[Written problem] Check the listing below for lines with the word "this" and say how many there are, with nothing but the number.

[Records for processing]
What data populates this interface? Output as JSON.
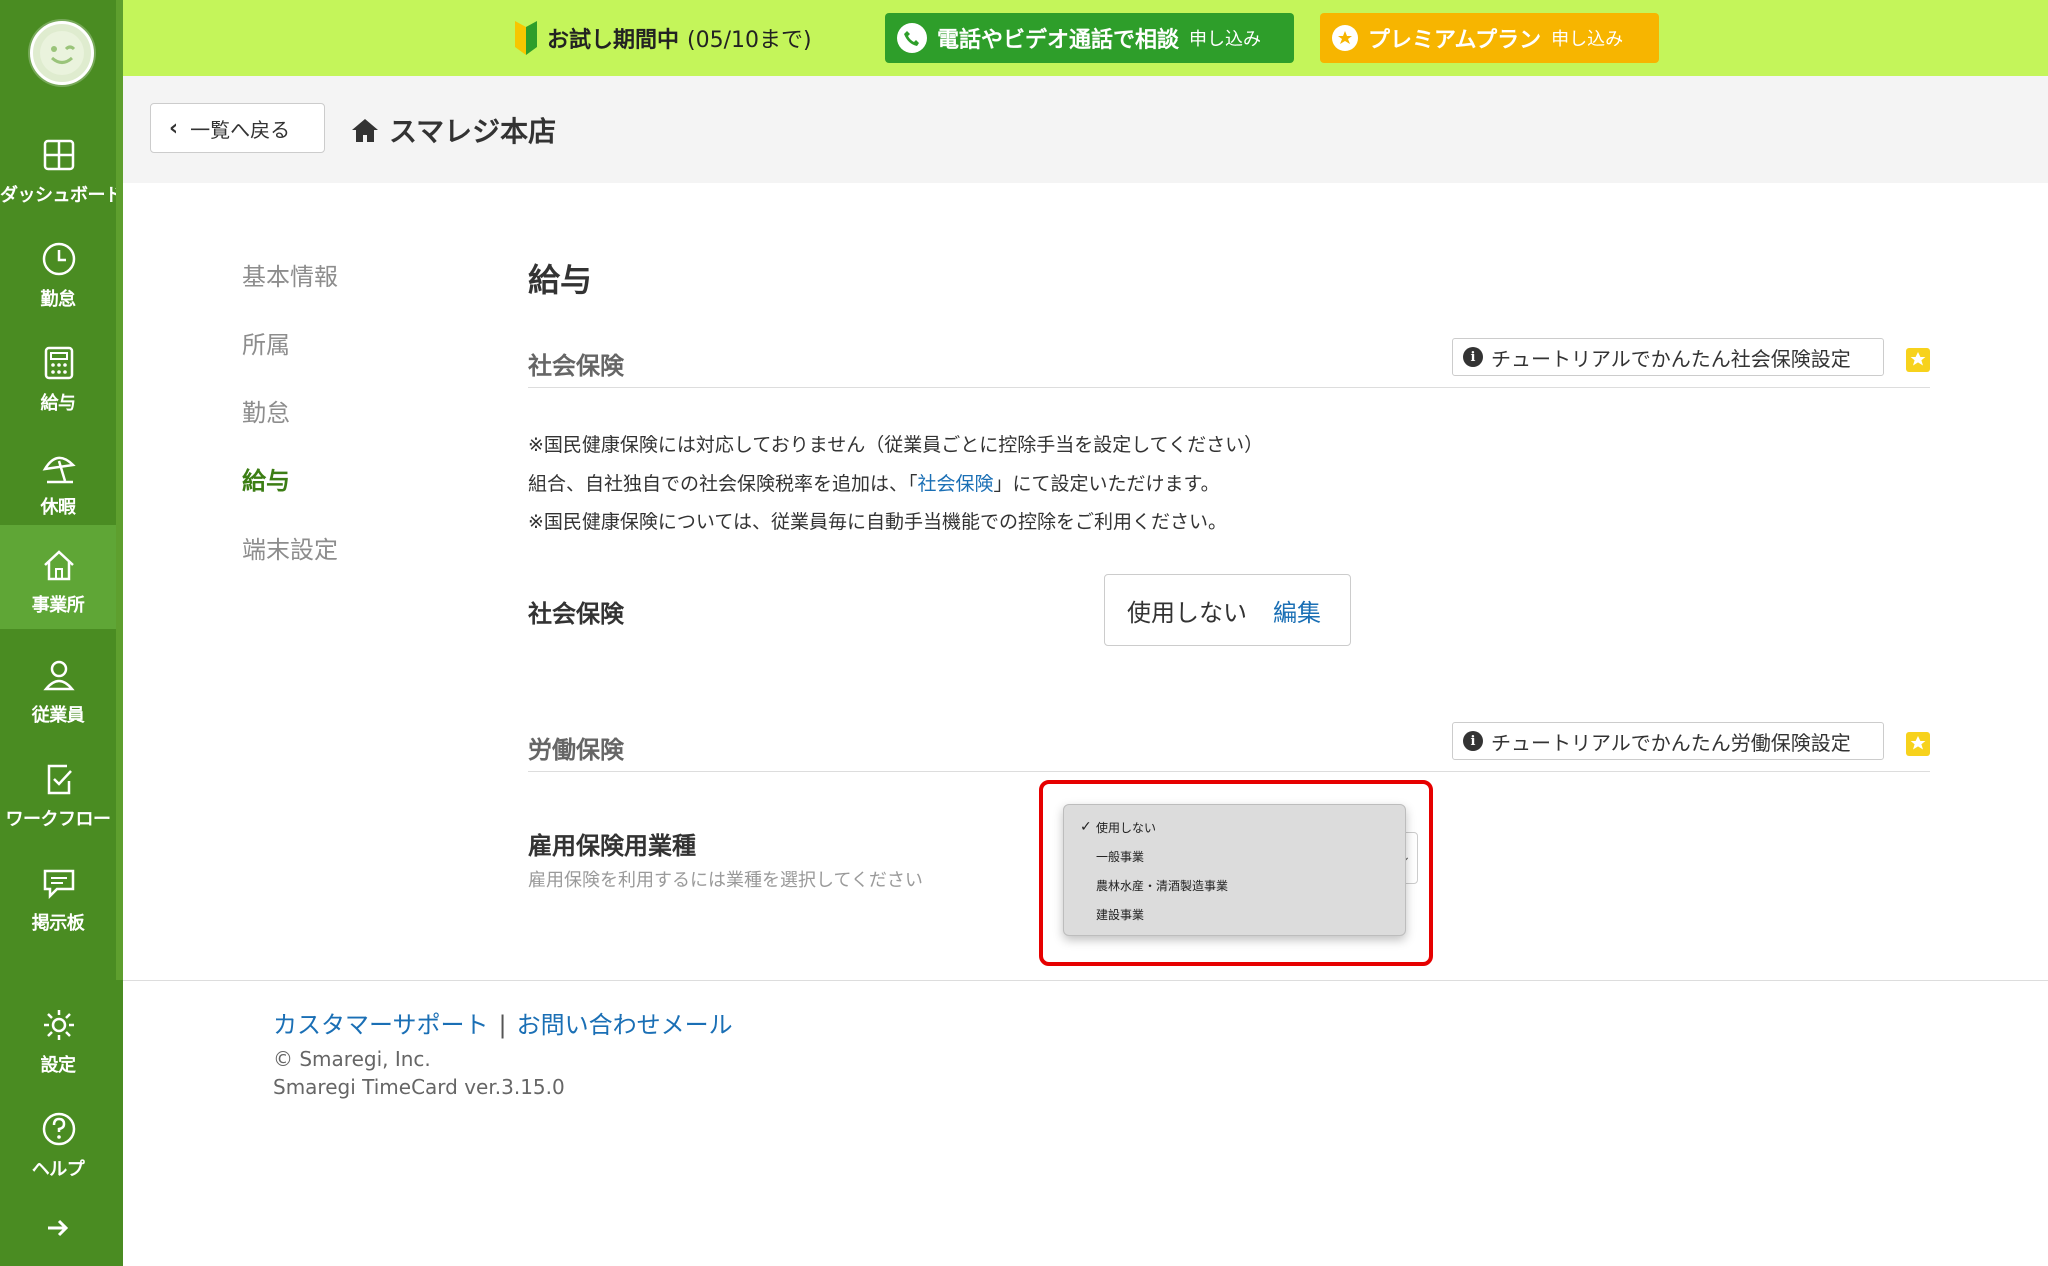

* * *

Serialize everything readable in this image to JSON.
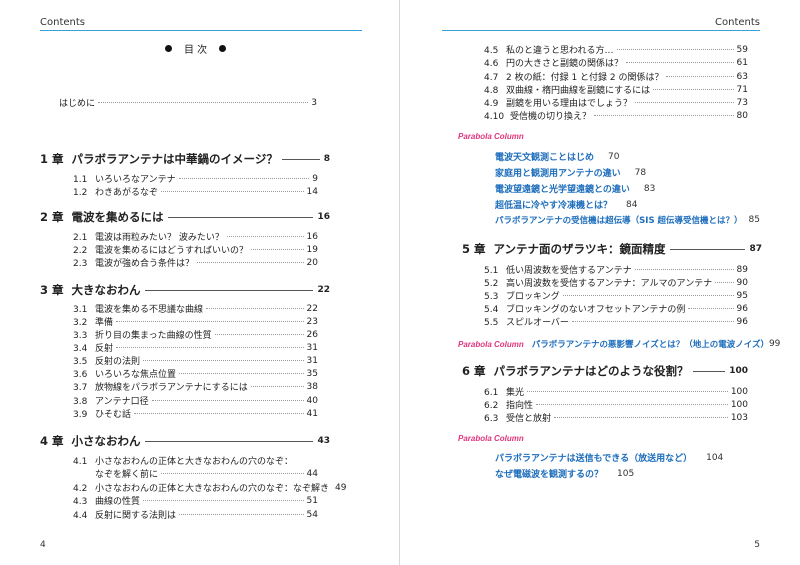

==

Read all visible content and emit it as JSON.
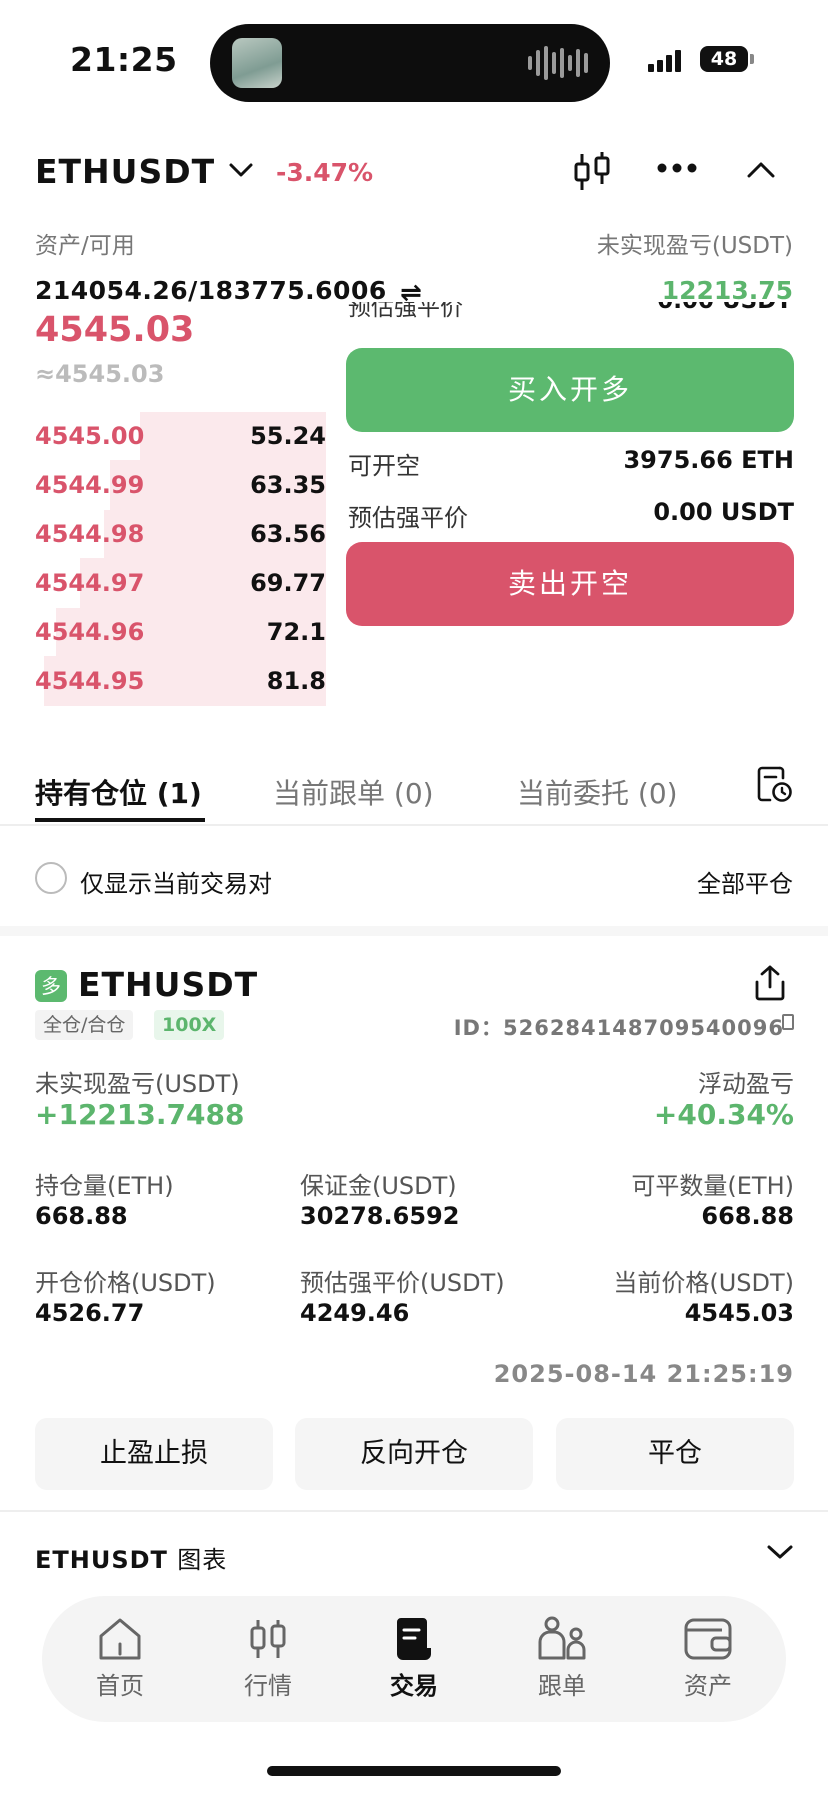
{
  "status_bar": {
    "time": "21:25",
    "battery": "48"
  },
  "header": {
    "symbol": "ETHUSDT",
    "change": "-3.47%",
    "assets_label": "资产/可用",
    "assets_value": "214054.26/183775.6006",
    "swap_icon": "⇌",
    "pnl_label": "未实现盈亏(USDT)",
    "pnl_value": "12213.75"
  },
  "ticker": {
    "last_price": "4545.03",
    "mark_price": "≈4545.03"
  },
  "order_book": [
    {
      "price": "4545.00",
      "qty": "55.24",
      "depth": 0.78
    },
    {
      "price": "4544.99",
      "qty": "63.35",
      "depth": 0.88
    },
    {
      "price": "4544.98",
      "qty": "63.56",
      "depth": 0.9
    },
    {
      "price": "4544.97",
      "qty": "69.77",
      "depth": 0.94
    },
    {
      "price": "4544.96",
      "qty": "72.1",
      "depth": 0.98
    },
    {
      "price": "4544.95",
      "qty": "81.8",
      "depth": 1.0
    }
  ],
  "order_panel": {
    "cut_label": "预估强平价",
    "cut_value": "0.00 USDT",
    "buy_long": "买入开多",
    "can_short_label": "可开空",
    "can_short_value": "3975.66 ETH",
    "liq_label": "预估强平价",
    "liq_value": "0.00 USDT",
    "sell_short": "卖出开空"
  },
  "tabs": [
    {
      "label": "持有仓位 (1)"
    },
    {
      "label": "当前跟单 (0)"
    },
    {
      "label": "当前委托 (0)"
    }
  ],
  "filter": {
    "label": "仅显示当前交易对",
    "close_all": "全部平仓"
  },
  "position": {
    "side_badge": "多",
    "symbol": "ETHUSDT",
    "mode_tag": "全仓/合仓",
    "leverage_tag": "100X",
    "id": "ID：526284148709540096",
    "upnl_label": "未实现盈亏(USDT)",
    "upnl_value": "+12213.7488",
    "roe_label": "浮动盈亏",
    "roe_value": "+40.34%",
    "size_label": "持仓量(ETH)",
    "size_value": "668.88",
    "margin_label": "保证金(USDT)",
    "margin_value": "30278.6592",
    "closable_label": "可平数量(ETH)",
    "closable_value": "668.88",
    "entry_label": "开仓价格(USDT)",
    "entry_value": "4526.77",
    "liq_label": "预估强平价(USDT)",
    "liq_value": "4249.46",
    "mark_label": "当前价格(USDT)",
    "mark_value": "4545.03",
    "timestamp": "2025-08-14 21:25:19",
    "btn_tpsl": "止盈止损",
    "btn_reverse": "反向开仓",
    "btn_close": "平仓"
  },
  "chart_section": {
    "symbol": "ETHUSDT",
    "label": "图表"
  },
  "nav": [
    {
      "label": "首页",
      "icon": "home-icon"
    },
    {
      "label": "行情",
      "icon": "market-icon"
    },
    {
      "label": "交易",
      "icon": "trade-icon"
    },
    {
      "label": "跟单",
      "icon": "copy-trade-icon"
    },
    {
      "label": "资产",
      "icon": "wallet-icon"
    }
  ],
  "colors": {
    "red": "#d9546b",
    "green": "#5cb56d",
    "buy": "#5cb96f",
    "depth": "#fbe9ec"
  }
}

[Completed exercise] 2